> _Prompt_:
Type the records out again in full, exactly.

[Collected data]
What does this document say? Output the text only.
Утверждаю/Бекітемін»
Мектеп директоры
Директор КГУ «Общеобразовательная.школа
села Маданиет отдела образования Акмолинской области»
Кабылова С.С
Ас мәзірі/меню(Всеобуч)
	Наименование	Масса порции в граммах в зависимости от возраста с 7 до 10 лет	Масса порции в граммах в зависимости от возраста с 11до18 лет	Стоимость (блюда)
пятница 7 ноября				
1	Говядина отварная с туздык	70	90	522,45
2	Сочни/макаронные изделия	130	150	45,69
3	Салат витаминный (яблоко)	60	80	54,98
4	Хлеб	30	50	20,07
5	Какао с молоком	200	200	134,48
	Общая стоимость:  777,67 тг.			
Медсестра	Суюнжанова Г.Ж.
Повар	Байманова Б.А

> _Finished exercise_:
What does this document say? Output the text only.
Утверждаю/Бекітемін»
Мектеп директоры
Директор КГУ «Общеобразовательная.школа
села Маданиет отдела образования Акмолинской области»
Кабылова С.С
Ас мәзірі/меню(Всеобуч)
	Наименование	Масса порции в граммах в зависимости от возраста с 7 до 10 лет	Масса порции в граммах в зависимости от возраста с 11до18 лет	Стоимость (блюда)
пятница 7 ноября				
1	Говядина отварная с туздык	70	90	522,45
2	Сочни/макаронные изделия	130	150	45,69
3	Салат витаминный (яблоко)	60	80	54,98
4	Хлеб	30	50	20,07
5	Какао с молоком	200	200	134,48
	Общая стоимость:  777,67 тг.			
Медсестра	Суюнжанова Г.Ж.
Повар	Байманова Б.А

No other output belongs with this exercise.